- [TASK OBJECTIVE] The exercise asks you to copy every line below in which "color" appears.
* BEGIN DATA *
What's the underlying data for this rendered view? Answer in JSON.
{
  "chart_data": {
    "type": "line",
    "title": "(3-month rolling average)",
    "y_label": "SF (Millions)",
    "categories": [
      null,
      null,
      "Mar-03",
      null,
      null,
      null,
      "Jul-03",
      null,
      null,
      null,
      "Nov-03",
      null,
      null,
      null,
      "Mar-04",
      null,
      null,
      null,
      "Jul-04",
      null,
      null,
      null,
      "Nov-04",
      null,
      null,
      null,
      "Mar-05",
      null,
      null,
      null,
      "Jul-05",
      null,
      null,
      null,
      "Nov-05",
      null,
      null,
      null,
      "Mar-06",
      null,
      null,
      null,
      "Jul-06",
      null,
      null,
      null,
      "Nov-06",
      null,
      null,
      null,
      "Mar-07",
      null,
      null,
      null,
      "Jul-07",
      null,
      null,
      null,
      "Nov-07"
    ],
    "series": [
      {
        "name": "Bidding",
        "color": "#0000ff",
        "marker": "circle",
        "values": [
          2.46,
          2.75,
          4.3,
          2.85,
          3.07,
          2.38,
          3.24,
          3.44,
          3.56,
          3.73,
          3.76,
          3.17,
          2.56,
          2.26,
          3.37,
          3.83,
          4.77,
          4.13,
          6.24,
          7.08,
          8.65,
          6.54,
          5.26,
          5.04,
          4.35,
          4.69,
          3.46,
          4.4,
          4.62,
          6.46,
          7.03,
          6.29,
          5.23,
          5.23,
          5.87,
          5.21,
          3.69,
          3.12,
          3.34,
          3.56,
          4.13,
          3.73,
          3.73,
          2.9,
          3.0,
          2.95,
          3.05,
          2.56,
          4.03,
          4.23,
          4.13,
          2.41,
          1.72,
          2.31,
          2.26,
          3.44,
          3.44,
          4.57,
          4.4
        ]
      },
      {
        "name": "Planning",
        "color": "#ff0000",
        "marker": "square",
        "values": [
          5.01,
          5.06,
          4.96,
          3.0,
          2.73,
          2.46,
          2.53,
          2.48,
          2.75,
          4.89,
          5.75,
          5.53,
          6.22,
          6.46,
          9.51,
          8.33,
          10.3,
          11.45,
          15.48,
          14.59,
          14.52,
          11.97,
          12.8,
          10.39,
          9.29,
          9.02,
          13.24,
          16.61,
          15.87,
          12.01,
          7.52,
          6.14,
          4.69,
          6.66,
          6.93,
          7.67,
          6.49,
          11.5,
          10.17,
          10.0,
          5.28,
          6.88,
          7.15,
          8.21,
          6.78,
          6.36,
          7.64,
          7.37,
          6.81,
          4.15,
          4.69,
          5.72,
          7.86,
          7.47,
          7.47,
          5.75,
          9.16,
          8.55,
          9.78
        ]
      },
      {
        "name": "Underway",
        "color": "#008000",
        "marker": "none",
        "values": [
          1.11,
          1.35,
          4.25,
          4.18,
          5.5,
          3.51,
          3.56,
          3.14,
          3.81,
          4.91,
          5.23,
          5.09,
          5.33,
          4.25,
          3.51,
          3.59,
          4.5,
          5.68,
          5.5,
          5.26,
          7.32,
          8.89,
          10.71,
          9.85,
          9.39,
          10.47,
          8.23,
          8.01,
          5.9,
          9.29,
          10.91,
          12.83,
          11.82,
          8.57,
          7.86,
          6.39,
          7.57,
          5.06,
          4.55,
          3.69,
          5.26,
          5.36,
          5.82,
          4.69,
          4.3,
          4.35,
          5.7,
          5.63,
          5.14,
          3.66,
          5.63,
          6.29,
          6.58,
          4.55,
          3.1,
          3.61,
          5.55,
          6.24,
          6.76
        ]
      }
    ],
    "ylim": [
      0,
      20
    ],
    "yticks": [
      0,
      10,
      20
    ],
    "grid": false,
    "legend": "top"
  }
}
* END DATA *
- [SOLUTION TO THIS TASK]
        "color": "#0000ff",
        "color": "#ff0000",
        "color": "#008000",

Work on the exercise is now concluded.